◆ SET TASK
Extract every line of the material below and reproduce it faithfully.

◆ DATA RECORDS
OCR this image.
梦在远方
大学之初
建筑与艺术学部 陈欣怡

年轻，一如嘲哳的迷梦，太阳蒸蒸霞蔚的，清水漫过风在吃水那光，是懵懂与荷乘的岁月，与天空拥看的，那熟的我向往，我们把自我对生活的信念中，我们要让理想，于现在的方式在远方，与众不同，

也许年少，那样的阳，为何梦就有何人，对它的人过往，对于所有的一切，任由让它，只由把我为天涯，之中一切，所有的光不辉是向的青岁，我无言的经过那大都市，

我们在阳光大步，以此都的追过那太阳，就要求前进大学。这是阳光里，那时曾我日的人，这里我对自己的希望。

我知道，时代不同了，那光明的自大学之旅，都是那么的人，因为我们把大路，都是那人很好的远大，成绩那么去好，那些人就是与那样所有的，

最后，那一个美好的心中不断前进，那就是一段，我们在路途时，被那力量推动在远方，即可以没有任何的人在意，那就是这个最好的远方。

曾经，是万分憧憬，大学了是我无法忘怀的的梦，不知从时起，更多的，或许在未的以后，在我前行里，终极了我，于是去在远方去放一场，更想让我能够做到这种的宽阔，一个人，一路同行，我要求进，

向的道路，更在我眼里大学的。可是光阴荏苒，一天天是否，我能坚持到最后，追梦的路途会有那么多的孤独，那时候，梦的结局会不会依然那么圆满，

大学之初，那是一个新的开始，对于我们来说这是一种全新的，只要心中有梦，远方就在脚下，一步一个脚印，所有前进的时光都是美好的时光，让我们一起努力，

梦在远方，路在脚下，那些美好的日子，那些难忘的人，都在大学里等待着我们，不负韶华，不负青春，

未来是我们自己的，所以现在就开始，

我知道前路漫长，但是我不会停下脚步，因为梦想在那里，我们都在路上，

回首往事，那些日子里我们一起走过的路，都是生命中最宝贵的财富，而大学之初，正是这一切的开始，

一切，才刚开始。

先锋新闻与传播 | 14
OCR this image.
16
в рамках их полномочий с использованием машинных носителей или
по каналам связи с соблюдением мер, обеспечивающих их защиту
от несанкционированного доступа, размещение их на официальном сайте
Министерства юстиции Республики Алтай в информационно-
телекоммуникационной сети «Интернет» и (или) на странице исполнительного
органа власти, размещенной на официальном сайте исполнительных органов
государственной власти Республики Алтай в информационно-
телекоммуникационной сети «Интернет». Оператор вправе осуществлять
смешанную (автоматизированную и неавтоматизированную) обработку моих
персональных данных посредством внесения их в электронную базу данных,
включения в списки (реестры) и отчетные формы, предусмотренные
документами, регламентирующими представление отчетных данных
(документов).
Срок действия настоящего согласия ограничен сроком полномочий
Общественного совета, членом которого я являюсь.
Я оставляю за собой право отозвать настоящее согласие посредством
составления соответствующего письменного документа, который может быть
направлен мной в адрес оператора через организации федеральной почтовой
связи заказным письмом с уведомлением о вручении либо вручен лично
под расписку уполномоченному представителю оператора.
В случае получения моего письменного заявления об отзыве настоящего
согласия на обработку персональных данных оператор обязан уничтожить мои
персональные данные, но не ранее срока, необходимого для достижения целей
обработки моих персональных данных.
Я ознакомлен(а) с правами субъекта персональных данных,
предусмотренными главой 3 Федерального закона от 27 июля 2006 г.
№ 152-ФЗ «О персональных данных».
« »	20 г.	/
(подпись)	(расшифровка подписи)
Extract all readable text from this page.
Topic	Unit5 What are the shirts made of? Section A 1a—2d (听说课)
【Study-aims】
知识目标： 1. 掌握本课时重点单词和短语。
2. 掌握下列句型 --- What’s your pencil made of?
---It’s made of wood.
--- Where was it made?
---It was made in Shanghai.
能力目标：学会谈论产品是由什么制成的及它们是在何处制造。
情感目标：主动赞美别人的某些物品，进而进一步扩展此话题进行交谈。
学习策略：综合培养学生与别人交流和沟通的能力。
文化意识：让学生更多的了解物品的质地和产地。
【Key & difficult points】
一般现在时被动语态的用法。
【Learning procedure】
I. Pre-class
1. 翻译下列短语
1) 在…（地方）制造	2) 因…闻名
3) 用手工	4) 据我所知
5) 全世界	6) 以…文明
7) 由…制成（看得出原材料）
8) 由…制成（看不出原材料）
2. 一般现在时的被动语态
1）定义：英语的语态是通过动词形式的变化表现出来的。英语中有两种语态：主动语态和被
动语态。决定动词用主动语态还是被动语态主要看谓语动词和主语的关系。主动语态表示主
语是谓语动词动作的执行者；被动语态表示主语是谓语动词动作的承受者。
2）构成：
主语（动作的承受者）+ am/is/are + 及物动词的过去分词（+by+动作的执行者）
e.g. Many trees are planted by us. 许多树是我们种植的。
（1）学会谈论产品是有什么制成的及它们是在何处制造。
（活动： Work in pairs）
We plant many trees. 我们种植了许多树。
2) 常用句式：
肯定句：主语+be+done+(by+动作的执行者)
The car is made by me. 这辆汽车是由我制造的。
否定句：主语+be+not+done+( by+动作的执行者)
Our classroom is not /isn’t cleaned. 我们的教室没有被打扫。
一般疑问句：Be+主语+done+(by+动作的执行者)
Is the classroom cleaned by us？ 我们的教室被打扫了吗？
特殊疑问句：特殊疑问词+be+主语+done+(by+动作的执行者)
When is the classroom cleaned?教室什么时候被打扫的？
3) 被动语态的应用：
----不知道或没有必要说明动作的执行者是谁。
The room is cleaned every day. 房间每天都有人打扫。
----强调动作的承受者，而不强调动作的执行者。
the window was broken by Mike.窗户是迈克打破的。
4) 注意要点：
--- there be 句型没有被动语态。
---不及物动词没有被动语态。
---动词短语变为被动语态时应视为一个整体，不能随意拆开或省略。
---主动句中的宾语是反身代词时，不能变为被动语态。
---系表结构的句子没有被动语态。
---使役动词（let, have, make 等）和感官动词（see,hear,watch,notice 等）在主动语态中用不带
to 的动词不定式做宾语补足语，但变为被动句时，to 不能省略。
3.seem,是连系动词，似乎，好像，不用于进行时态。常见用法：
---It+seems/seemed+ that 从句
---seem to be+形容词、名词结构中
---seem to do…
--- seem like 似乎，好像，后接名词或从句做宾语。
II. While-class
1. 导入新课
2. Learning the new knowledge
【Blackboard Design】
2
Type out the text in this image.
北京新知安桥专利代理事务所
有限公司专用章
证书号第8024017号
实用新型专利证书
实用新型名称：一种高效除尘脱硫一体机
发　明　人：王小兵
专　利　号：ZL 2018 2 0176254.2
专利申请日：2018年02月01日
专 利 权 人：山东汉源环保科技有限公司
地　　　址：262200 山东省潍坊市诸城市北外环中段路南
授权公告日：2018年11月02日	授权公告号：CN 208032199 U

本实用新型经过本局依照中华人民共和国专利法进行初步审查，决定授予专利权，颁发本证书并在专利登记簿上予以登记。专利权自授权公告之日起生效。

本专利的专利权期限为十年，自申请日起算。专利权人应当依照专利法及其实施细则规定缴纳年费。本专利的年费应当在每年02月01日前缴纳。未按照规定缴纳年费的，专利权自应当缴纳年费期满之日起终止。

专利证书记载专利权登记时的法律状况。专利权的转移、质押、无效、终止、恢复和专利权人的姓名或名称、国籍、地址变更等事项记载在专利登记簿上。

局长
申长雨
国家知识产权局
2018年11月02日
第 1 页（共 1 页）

◆ RESULT FOR THIS TASK
OCR this image.
梦在远方
大学之初
建筑与艺术学部 陈欣怡

年轻，一如嘲哳的迷梦，太阳蒸蒸霞蔚的，清水漫过风在吃水那光，是懵懂与荷乘的岁月，与天空拥看的，那熟的我向往，我们把自我对生活的信念中，我们要让理想，于现在的方式在远方，与众不同，

也许年少，那样的阳，为何梦就有何人，对它的人过往，对于所有的一切，任由让它，只由把我为天涯，之中一切，所有的光不辉是向的青岁，我无言的经过那大都市，

我们在阳光大步，以此都的追过那太阳，就要求前进大学。这是阳光里，那时曾我日的人，这里我对自己的希望。

我知道，时代不同了，那光明的自大学之旅，都是那么的人，因为我们把大路，都是那人很好的远大，成绩那么去好，那些人就是与那样所有的，

最后，那一个美好的心中不断前进，那就是一段，我们在路途时，被那力量推动在远方，即可以没有任何的人在意，那就是这个最好的远方。

曾经，是万分憧憬，大学了是我无法忘怀的的梦，不知从时起，更多的，或许在未的以后，在我前行里，终极了我，于是去在远方去放一场，更想让我能够做到这种的宽阔，一个人，一路同行，我要求进，

向的道路，更在我眼里大学的。可是光阴荏苒，一天天是否，我能坚持到最后，追梦的路途会有那么多的孤独，那时候，梦的结局会不会依然那么圆满，

大学之初，那是一个新的开始，对于我们来说这是一种全新的，只要心中有梦，远方就在脚下，一步一个脚印，所有前进的时光都是美好的时光，让我们一起努力，

梦在远方，路在脚下，那些美好的日子，那些难忘的人，都在大学里等待着我们，不负韶华，不负青春，

未来是我们自己的，所以现在就开始，

我知道前路漫长，但是我不会停下脚步，因为梦想在那里，我们都在路上，

回首往事，那些日子里我们一起走过的路，都是生命中最宝贵的财富，而大学之初，正是这一切的开始，

一切，才刚开始。

先锋新闻与传播 | 14
OCR this image.
16
в рамках их полномочий с использованием машинных носителей или
по каналам связи с соблюдением мер, обеспечивающих их защиту
от несанкционированного доступа, размещение их на официальном сайте
Министерства юстиции Республики Алтай в информационно-
телекоммуникационной сети «Интернет» и (или) на странице исполнительного
органа власти, размещенной на официальном сайте исполнительных органов
государственной власти Республики Алтай в информационно-
телекоммуникационной сети «Интернет». Оператор вправе осуществлять
смешанную (автоматизированную и неавтоматизированную) обработку моих
персональных данных посредством внесения их в электронную базу данных,
включения в списки (реестры) и отчетные формы, предусмотренные
документами, регламентирующими представление отчетных данных
(документов).
Срок действия настоящего согласия ограничен сроком полномочий
Общественного совета, членом которого я являюсь.
Я оставляю за собой право отозвать настоящее согласие посредством
составления соответствующего письменного документа, который может быть
направлен мной в адрес оператора через организации федеральной почтовой
связи заказным письмом с уведомлением о вручении либо вручен лично
под расписку уполномоченному представителю оператора.
В случае получения моего письменного заявления об отзыве настоящего
согласия на обработку персональных данных оператор обязан уничтожить мои
персональные данные, но не ранее срока, необходимого для достижения целей
обработки моих персональных данных.
Я ознакомлен(а) с правами субъекта персональных данных,
предусмотренными главой 3 Федерального закона от 27 июля 2006 г.
№ 152-ФЗ «О персональных данных».
« »	20 г.	/
(подпись)	(расшифровка подписи)
Extract all readable text from this page.
Topic	Unit5 What are the shirts made of? Section A 1a—2d (听说课)
【Study-aims】
知识目标： 1. 掌握本课时重点单词和短语。
2. 掌握下列句型 --- What’s your pencil made of?
---It’s made of wood.
--- Where was it made?
---It was made in Shanghai.
能力目标：学会谈论产品是由什么制成的及它们是在何处制造。
情感目标：主动赞美别人的某些物品，进而进一步扩展此话题进行交谈。
学习策略：综合培养学生与别人交流和沟通的能力。
文化意识：让学生更多的了解物品的质地和产地。
【Key & difficult points】
一般现在时被动语态的用法。
【Learning procedure】
I. Pre-class
1. 翻译下列短语
1) 在…（地方）制造	2) 因…闻名
3) 用手工	4) 据我所知
5) 全世界	6) 以…文明
7) 由…制成（看得出原材料）
8) 由…制成（看不出原材料）
2. 一般现在时的被动语态
1）定义：英语的语态是通过动词形式的变化表现出来的。英语中有两种语态：主动语态和被
动语态。决定动词用主动语态还是被动语态主要看谓语动词和主语的关系。主动语态表示主
语是谓语动词动作的执行者；被动语态表示主语是谓语动词动作的承受者。
2）构成：
主语（动作的承受者）+ am/is/are + 及物动词的过去分词（+by+动作的执行者）
e.g. Many trees are planted by us. 许多树是我们种植的。
（1）学会谈论产品是有什么制成的及它们是在何处制造。
（活动： Work in pairs）
We plant many trees. 我们种植了许多树。
2) 常用句式：
肯定句：主语+be+done+(by+动作的执行者)
The car is made by me. 这辆汽车是由我制造的。
否定句：主语+be+not+done+( by+动作的执行者)
Our classroom is not /isn’t cleaned. 我们的教室没有被打扫。
一般疑问句：Be+主语+done+(by+动作的执行者)
Is the classroom cleaned by us？ 我们的教室被打扫了吗？
特殊疑问句：特殊疑问词+be+主语+done+(by+动作的执行者)
When is the classroom cleaned?教室什么时候被打扫的？
3) 被动语态的应用：
----不知道或没有必要说明动作的执行者是谁。
The room is cleaned every day. 房间每天都有人打扫。
----强调动作的承受者，而不强调动作的执行者。
the window was broken by Mike.窗户是迈克打破的。
4) 注意要点：
--- there be 句型没有被动语态。
---不及物动词没有被动语态。
---动词短语变为被动语态时应视为一个整体，不能随意拆开或省略。
---主动句中的宾语是反身代词时，不能变为被动语态。
---系表结构的句子没有被动语态。
---使役动词（let, have, make 等）和感官动词（see,hear,watch,notice 等）在主动语态中用不带
to 的动词不定式做宾语补足语，但变为被动句时，to 不能省略。
3.seem,是连系动词，似乎，好像，不用于进行时态。常见用法：
---It+seems/seemed+ that 从句
---seem to be+形容词、名词结构中
---seem to do…
--- seem like 似乎，好像，后接名词或从句做宾语。
II. While-class
1. 导入新课
2. Learning the new knowledge
【Blackboard Design】
2
Type out the text in this image.
北京新知安桥专利代理事务所
有限公司专用章
证书号第8024017号
实用新型专利证书
实用新型名称：一种高效除尘脱硫一体机
发　明　人：王小兵
专　利　号：ZL 2018 2 0176254.2
专利申请日：2018年02月01日
专 利 权 人：山东汉源环保科技有限公司
地　　　址：262200 山东省潍坊市诸城市北外环中段路南
授权公告日：2018年11月02日	授权公告号：CN 208032199 U

本实用新型经过本局依照中华人民共和国专利法进行初步审查，决定授予专利权，颁发本证书并在专利登记簿上予以登记。专利权自授权公告之日起生效。

本专利的专利权期限为十年，自申请日起算。专利权人应当依照专利法及其实施细则规定缴纳年费。本专利的年费应当在每年02月01日前缴纳。未按照规定缴纳年费的，专利权自应当缴纳年费期满之日起终止。

专利证书记载专利权登记时的法律状况。专利权的转移、质押、无效、终止、恢复和专利权人的姓名或名称、国籍、地址变更等事项记载在专利登记簿上。

局长
申长雨
国家知识产权局
2018年11月02日
第 1 页（共 1 页）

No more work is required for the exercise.